Every record below should be transcribed exactly. Omit the images.
[start of Records for processing]
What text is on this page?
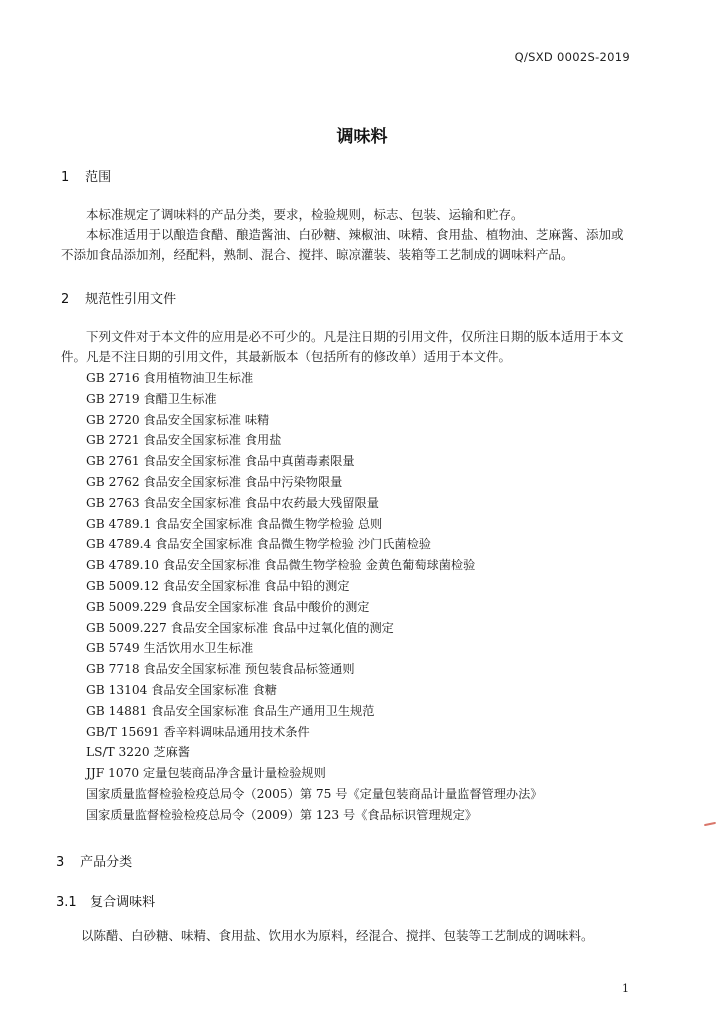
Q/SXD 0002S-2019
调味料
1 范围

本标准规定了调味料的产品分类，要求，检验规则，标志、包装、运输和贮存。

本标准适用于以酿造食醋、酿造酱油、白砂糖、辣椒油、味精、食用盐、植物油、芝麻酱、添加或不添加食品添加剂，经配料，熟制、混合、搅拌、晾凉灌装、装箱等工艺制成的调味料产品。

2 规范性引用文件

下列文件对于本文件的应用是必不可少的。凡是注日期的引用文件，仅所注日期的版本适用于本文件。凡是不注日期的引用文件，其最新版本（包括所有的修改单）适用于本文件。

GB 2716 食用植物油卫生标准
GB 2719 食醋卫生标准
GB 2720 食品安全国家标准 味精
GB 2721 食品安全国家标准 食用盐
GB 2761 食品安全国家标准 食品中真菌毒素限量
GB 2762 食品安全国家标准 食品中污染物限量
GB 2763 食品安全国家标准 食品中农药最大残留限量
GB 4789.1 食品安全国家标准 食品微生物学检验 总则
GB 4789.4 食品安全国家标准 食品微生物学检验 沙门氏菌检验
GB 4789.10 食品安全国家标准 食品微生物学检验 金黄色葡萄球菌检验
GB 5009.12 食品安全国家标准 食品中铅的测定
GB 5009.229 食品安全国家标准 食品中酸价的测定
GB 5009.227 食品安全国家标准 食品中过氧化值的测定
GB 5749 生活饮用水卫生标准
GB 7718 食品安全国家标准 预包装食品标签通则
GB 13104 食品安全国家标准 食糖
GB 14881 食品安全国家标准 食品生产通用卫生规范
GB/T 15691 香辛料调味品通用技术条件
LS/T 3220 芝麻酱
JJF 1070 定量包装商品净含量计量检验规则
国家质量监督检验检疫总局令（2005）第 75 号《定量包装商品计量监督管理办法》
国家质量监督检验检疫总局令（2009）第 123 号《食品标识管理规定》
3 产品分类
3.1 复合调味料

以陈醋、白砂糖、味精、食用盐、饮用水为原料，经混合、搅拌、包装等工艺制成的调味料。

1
[end of Records for processing]
» **Exercise response**:
What text is on this page?
Q/SXD 0002S-2019
调味料
1 范围

本标准规定了调味料的产品分类，要求，检验规则，标志、包装、运输和贮存。

本标准适用于以酿造食醋、酿造酱油、白砂糖、辣椒油、味精、食用盐、植物油、芝麻酱、添加或不添加食品添加剂，经配料，熟制、混合、搅拌、晾凉灌装、装箱等工艺制成的调味料产品。

2 规范性引用文件

下列文件对于本文件的应用是必不可少的。凡是注日期的引用文件，仅所注日期的版本适用于本文件。凡是不注日期的引用文件，其最新版本（包括所有的修改单）适用于本文件。

GB 2716 食用植物油卫生标准
GB 2719 食醋卫生标准
GB 2720 食品安全国家标准 味精
GB 2721 食品安全国家标准 食用盐
GB 2761 食品安全国家标准 食品中真菌毒素限量
GB 2762 食品安全国家标准 食品中污染物限量
GB 2763 食品安全国家标准 食品中农药最大残留限量
GB 4789.1 食品安全国家标准 食品微生物学检验 总则
GB 4789.4 食品安全国家标准 食品微生物学检验 沙门氏菌检验
GB 4789.10 食品安全国家标准 食品微生物学检验 金黄色葡萄球菌检验
GB 5009.12 食品安全国家标准 食品中铅的测定
GB 5009.229 食品安全国家标准 食品中酸价的测定
GB 5009.227 食品安全国家标准 食品中过氧化值的测定
GB 5749 生活饮用水卫生标准
GB 7718 食品安全国家标准 预包装食品标签通则
GB 13104 食品安全国家标准 食糖
GB 14881 食品安全国家标准 食品生产通用卫生规范
GB/T 15691 香辛料调味品通用技术条件
LS/T 3220 芝麻酱
JJF 1070 定量包装商品净含量计量检验规则
国家质量监督检验检疫总局令（2005）第 75 号《定量包装商品计量监督管理办法》
国家质量监督检验检疫总局令（2009）第 123 号《食品标识管理规定》
3 产品分类
3.1 复合调味料

以陈醋、白砂糖、味精、食用盐、饮用水为原料，经混合、搅拌、包装等工艺制成的调味料。

1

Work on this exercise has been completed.